Dataset extract:
──────────
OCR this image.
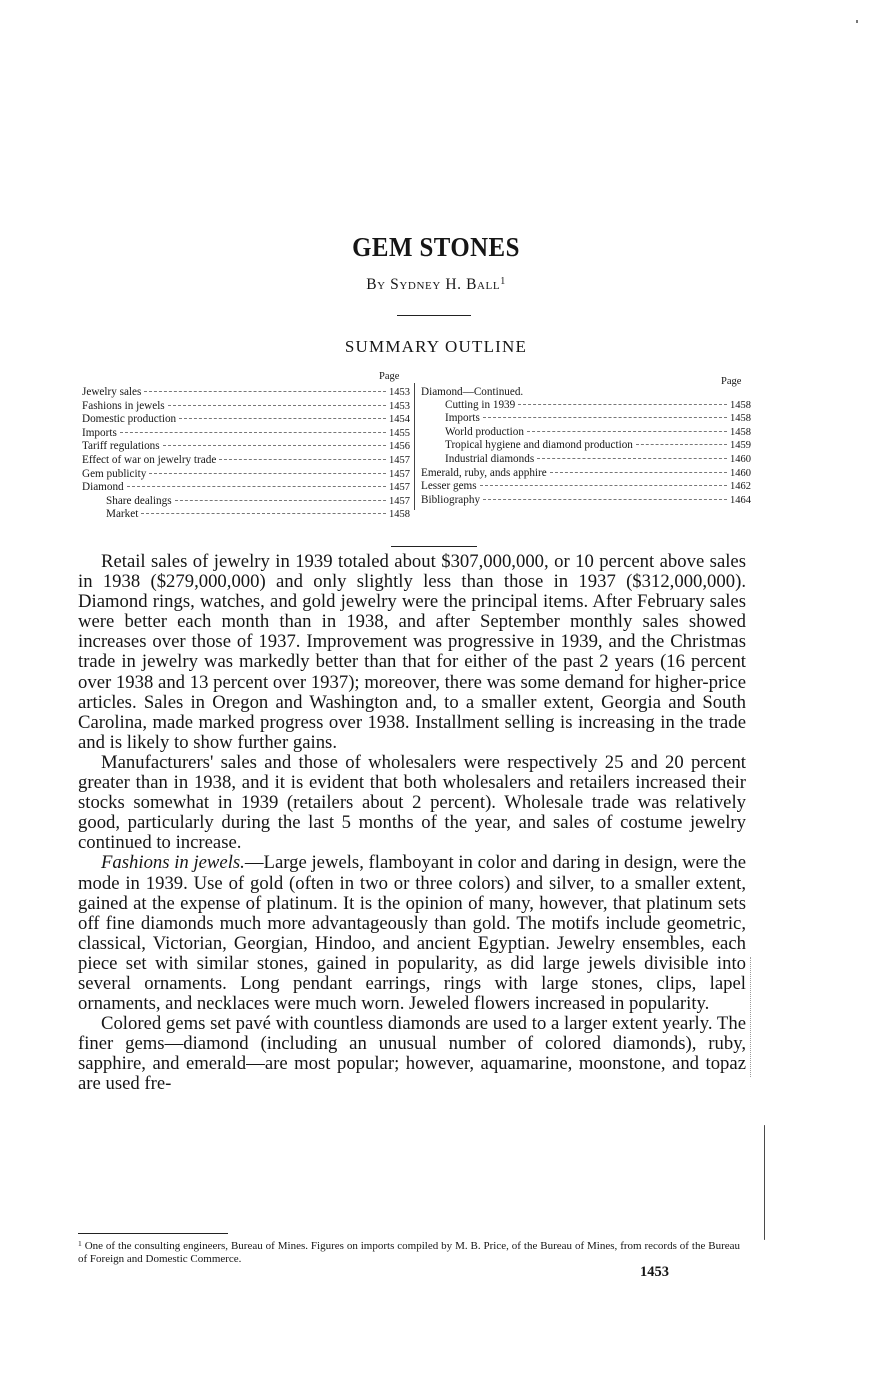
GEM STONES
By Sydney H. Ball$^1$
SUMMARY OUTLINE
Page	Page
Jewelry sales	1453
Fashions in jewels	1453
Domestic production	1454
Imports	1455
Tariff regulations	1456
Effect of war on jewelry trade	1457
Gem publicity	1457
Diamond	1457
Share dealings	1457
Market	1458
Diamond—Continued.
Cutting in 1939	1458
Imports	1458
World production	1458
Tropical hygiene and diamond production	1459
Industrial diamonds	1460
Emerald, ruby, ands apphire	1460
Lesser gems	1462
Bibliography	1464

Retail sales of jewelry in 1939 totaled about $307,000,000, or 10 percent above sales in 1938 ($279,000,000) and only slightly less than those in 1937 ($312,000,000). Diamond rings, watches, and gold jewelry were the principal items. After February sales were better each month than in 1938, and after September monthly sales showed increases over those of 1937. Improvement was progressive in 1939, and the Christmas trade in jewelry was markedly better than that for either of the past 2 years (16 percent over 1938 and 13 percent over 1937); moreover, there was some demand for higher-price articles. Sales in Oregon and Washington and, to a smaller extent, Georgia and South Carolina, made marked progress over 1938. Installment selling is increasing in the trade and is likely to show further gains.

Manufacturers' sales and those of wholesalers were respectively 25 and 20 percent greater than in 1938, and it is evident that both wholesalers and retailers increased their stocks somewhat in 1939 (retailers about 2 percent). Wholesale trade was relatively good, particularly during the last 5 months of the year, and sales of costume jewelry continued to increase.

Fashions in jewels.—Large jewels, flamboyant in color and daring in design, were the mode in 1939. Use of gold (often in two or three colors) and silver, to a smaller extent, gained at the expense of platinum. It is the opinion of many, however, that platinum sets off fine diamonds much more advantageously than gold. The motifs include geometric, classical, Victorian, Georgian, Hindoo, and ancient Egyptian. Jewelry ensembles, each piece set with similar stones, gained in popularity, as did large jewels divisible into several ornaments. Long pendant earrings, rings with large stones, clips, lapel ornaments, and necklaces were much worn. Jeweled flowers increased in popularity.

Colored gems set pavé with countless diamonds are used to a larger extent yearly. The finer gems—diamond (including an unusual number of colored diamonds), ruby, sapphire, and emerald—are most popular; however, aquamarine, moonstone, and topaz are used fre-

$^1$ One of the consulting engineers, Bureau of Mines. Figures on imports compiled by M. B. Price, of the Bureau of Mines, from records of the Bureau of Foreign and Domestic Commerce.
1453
──────────
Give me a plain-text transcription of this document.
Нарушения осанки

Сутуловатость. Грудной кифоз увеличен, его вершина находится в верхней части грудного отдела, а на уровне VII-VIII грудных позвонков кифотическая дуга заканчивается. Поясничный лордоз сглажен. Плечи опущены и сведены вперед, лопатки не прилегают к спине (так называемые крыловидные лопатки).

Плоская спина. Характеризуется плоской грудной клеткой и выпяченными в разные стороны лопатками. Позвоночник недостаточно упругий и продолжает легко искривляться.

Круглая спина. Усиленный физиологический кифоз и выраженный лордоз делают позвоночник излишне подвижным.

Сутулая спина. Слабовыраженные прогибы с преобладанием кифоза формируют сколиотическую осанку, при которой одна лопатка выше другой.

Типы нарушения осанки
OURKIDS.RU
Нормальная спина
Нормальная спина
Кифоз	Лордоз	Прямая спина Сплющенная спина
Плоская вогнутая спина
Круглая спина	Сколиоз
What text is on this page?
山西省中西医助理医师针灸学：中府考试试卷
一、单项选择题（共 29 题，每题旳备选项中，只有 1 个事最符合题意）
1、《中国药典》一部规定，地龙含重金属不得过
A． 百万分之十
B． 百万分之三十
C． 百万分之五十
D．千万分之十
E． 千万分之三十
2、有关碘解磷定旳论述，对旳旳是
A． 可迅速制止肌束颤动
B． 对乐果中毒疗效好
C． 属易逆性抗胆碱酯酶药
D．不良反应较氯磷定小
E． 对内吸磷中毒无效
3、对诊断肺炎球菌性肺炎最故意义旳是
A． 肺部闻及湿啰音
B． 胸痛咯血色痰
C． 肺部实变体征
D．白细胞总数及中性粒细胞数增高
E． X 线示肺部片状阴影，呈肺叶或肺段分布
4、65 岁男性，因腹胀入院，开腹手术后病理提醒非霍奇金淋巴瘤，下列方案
──────────
Work to complete:
Identify every line above that includes the word "ruby", and show those lines.

Solution for this exercise:
Emerald, ruby, ands apphire	1460
Colored gems set pavé with countless diamonds are used to a larger extent yearly. The finer gems—diamond (including an unusual number of colored diamonds), ruby, sapphire, and emerald—are most popular; however, aquamarine, moonstone, and topaz are used fre-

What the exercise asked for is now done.